# Given exercise
Your task is to give the data again, exactly, with every line intact.
--- Supplied material ---
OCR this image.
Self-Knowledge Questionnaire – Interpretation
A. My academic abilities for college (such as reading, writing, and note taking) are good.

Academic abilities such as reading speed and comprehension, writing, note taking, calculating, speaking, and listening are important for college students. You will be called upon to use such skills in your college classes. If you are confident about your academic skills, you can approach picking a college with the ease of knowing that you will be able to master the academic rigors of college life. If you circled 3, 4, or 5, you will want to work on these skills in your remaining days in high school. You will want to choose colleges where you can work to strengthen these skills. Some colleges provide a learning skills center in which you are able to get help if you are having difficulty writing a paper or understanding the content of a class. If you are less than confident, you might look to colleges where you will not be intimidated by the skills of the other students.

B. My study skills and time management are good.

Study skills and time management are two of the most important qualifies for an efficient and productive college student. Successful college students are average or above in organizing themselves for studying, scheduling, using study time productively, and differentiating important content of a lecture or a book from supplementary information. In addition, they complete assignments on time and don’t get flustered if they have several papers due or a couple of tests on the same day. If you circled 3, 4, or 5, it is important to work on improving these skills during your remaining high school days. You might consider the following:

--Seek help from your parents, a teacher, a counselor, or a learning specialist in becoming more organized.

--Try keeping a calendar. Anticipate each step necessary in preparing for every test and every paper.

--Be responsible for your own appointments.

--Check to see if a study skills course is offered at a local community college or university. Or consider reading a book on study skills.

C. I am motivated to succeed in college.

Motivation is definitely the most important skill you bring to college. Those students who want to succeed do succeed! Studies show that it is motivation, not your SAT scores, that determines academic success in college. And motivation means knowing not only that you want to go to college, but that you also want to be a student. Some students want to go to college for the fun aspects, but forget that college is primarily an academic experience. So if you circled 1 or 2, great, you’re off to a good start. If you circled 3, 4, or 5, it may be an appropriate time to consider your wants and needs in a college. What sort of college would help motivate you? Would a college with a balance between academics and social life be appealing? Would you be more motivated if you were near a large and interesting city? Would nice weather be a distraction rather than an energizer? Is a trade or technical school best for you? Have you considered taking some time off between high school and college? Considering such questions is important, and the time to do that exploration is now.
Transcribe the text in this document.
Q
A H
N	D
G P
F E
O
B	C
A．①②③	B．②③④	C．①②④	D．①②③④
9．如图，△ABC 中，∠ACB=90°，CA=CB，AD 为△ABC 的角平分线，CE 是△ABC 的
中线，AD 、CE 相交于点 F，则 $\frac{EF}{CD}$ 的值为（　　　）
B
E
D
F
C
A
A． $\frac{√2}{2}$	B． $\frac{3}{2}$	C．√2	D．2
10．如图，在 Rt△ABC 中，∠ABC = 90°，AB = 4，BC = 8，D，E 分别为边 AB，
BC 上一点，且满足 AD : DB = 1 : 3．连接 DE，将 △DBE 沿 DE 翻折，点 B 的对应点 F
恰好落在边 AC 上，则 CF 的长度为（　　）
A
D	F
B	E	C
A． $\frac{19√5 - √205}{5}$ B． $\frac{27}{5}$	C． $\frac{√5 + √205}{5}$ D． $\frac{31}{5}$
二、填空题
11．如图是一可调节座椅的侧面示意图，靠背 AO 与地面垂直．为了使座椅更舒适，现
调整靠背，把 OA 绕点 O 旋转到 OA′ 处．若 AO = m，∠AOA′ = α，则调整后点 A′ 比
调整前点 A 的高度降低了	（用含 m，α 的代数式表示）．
---
# Solved problem
OCR this image.
Self-Knowledge Questionnaire – Interpretation
A. My academic abilities for college (such as reading, writing, and note taking) are good.

Academic abilities such as reading speed and comprehension, writing, note taking, calculating, speaking, and listening are important for college students. You will be called upon to use such skills in your college classes. If you are confident about your academic skills, you can approach picking a college with the ease of knowing that you will be able to master the academic rigors of college life. If you circled 3, 4, or 5, you will want to work on these skills in your remaining days in high school. You will want to choose colleges where you can work to strengthen these skills. Some colleges provide a learning skills center in which you are able to get help if you are having difficulty writing a paper or understanding the content of a class. If you are less than confident, you might look to colleges where you will not be intimidated by the skills of the other students.

B. My study skills and time management are good.

Study skills and time management are two of the most important qualifies for an efficient and productive college student. Successful college students are average or above in organizing themselves for studying, scheduling, using study time productively, and differentiating important content of a lecture or a book from supplementary information. In addition, they complete assignments on time and don’t get flustered if they have several papers due or a couple of tests on the same day. If you circled 3, 4, or 5, it is important to work on improving these skills during your remaining high school days. You might consider the following:

--Seek help from your parents, a teacher, a counselor, or a learning specialist in becoming more organized.

--Try keeping a calendar. Anticipate each step necessary in preparing for every test and every paper.

--Be responsible for your own appointments.

--Check to see if a study skills course is offered at a local community college or university. Or consider reading a book on study skills.

C. I am motivated to succeed in college.

Motivation is definitely the most important skill you bring to college. Those students who want to succeed do succeed! Studies show that it is motivation, not your SAT scores, that determines academic success in college. And motivation means knowing not only that you want to go to college, but that you also want to be a student. Some students want to go to college for the fun aspects, but forget that college is primarily an academic experience. So if you circled 1 or 2, great, you’re off to a good start. If you circled 3, 4, or 5, it may be an appropriate time to consider your wants and needs in a college. What sort of college would help motivate you? Would a college with a balance between academics and social life be appealing? Would you be more motivated if you were near a large and interesting city? Would nice weather be a distraction rather than an energizer? Is a trade or technical school best for you? Have you considered taking some time off between high school and college? Considering such questions is important, and the time to do that exploration is now.
Transcribe the text in this document.
Q
A H
N	D
G P
F E
O
B	C
A．①②③	B．②③④	C．①②④	D．①②③④
9．如图，△ABC 中，∠ACB=90°，CA=CB，AD 为△ABC 的角平分线，CE 是△ABC 的
中线，AD 、CE 相交于点 F，则 $\frac{EF}{CD}$ 的值为（　　　）
B
E
D
F
C
A
A． $\frac{√2}{2}$	B． $\frac{3}{2}$	C．√2	D．2
10．如图，在 Rt△ABC 中，∠ABC = 90°，AB = 4，BC = 8，D，E 分别为边 AB，
BC 上一点，且满足 AD : DB = 1 : 3．连接 DE，将 △DBE 沿 DE 翻折，点 B 的对应点 F
恰好落在边 AC 上，则 CF 的长度为（　　）
A
D	F
B	E	C
A． $\frac{19√5 - √205}{5}$ B． $\frac{27}{5}$	C． $\frac{√5 + √205}{5}$ D． $\frac{31}{5}$
二、填空题
11．如图是一可调节座椅的侧面示意图，靠背 AO 与地面垂直．为了使座椅更舒适，现
调整靠背，把 OA 绕点 O 旋转到 OA′ 处．若 AO = m，∠AOA′ = α，则调整后点 A′ 比
调整前点 A 的高度降低了	（用含 m，α 的代数式表示）．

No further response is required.